■ **DIRECTIONS FOR THIS TASK**:
Locate every line that holds the string "preview" and copy it.

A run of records
▬▬▬▬▬▬▬▬▬▬
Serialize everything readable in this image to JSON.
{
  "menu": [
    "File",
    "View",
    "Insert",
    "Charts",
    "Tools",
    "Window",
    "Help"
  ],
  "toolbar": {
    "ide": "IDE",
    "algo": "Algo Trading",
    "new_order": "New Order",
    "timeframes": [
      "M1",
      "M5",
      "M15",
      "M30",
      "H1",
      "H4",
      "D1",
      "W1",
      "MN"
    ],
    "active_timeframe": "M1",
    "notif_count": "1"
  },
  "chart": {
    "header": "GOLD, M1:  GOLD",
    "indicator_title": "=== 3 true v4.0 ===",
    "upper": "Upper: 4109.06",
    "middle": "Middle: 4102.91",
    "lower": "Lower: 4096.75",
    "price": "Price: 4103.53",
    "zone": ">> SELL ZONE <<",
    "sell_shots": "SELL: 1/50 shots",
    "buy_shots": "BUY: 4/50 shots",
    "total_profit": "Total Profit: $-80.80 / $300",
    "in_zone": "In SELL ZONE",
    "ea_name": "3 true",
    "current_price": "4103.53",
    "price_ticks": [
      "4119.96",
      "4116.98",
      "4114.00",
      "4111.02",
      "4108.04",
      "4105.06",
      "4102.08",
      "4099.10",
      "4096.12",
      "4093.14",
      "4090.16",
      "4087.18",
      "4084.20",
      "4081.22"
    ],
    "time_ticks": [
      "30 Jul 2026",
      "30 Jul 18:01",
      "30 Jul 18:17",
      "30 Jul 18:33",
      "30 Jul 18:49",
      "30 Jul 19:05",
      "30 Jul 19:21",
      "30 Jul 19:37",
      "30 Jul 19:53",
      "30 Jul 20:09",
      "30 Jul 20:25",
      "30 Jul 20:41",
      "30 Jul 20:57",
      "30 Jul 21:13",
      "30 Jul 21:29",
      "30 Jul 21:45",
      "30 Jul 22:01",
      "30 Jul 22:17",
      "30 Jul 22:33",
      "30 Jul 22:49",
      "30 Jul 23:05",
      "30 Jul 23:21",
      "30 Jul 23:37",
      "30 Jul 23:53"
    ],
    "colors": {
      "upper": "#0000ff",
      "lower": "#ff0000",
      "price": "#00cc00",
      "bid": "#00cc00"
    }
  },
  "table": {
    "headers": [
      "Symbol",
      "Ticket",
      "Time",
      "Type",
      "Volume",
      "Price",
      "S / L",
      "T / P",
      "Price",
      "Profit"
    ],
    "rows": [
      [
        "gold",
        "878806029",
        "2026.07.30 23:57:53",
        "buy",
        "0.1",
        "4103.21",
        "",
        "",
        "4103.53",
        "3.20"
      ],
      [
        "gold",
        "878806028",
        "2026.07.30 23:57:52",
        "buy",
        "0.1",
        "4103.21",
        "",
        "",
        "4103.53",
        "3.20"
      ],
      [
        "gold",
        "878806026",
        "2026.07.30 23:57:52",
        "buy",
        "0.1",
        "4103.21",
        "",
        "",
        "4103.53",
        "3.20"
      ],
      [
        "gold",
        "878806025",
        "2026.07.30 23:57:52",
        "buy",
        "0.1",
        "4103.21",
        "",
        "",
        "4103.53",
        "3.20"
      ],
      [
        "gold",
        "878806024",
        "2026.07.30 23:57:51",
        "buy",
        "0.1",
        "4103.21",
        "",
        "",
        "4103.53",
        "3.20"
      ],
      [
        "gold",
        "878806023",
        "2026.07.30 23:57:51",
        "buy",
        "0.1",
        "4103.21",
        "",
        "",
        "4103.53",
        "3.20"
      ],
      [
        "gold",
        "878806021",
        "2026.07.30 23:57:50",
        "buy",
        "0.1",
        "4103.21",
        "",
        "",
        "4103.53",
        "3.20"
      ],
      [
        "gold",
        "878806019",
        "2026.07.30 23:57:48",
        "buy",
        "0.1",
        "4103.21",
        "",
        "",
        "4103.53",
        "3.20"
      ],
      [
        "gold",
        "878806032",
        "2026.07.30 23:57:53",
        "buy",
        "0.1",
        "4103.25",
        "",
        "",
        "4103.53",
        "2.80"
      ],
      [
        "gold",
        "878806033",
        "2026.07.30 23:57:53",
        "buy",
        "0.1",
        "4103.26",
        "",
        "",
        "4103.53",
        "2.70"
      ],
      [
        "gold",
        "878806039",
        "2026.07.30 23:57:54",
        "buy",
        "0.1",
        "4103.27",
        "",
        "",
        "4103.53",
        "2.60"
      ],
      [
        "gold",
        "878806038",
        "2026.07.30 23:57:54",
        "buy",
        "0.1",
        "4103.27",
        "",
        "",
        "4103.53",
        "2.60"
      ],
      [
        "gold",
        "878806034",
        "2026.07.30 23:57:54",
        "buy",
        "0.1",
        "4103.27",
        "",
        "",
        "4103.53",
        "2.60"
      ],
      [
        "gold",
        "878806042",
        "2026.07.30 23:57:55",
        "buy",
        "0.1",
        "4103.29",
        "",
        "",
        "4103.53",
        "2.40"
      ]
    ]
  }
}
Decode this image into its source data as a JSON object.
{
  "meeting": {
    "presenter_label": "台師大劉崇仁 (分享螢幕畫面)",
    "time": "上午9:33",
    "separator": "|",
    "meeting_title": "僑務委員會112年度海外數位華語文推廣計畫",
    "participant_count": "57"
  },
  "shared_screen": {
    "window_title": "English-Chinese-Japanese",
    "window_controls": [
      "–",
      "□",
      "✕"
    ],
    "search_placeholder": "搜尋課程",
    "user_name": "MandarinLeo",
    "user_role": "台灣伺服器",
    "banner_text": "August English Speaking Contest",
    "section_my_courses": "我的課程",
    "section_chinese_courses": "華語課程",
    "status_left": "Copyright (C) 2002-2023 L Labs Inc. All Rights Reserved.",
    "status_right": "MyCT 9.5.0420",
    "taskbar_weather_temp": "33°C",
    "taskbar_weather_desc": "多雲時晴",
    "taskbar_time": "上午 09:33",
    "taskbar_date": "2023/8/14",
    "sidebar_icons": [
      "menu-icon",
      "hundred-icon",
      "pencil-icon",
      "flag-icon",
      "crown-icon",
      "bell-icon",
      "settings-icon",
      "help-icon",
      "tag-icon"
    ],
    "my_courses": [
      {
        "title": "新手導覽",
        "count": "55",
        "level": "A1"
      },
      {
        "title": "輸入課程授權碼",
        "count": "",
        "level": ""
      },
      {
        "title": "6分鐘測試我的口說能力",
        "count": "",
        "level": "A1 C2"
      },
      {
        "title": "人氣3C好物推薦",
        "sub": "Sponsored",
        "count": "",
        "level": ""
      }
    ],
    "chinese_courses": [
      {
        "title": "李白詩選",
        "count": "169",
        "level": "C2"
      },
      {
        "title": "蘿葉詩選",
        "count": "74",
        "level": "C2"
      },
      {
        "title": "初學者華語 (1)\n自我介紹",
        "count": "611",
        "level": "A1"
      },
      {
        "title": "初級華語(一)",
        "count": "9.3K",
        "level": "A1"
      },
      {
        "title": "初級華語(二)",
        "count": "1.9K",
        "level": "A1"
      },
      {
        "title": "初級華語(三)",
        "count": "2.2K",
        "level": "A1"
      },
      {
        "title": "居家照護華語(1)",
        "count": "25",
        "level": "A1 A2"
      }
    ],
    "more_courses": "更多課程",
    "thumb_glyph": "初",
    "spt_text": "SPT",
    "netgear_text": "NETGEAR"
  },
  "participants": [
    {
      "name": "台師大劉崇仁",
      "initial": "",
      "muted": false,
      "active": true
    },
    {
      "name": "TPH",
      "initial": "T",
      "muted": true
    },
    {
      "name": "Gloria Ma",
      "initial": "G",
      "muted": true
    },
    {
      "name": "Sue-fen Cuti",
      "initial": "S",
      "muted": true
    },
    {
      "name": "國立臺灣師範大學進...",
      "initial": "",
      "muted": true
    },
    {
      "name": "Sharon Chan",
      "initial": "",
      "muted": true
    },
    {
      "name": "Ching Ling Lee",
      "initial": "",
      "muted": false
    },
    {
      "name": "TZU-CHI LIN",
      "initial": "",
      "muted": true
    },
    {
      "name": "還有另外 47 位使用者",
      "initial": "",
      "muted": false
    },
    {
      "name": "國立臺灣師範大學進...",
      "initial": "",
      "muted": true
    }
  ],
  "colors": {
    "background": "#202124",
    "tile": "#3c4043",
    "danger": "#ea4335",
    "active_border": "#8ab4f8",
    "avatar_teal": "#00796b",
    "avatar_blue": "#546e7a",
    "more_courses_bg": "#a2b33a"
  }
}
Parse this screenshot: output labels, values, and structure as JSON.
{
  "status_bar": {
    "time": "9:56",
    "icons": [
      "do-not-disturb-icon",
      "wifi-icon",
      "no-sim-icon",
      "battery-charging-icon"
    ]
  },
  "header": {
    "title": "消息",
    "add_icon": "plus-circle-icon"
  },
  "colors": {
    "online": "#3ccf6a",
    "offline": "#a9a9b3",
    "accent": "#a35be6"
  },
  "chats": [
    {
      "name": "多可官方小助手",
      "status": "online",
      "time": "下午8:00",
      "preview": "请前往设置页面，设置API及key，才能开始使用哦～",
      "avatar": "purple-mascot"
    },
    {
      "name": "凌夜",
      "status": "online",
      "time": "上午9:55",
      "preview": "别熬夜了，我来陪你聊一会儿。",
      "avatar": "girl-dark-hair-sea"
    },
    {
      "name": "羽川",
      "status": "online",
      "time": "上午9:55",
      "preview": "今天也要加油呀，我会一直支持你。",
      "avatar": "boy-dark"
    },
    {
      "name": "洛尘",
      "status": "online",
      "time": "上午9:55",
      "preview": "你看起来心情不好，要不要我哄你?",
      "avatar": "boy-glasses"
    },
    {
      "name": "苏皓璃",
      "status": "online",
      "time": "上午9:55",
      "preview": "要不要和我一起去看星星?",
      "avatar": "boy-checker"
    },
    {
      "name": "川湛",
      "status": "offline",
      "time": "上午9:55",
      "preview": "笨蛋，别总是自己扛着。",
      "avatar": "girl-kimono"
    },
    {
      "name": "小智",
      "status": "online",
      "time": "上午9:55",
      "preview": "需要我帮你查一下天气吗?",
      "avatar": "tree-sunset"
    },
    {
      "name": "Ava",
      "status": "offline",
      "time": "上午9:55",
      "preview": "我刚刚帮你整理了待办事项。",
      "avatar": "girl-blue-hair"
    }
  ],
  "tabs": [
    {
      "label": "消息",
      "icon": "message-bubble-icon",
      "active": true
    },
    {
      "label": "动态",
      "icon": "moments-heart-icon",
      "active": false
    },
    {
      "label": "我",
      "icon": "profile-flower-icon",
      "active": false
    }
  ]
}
▬▬▬▬▬▬▬▬▬▬
■ **TASK ANSWER**:
      "preview": "请前往设置页面，设置API及key，才能开始使用哦～",
      "preview": "别熬夜了，我来陪你聊一会儿。",
      "preview": "今天也要加油呀，我会一直支持你。",
      "preview": "你看起来心情不好，要不要我哄你?",
      "preview": "要不要和我一起去看星星?",
      "preview": "笨蛋，别总是自己扛着。",
      "preview": "需要我帮你查一下天气吗?",
      "preview": "我刚刚帮你整理了待办事项。",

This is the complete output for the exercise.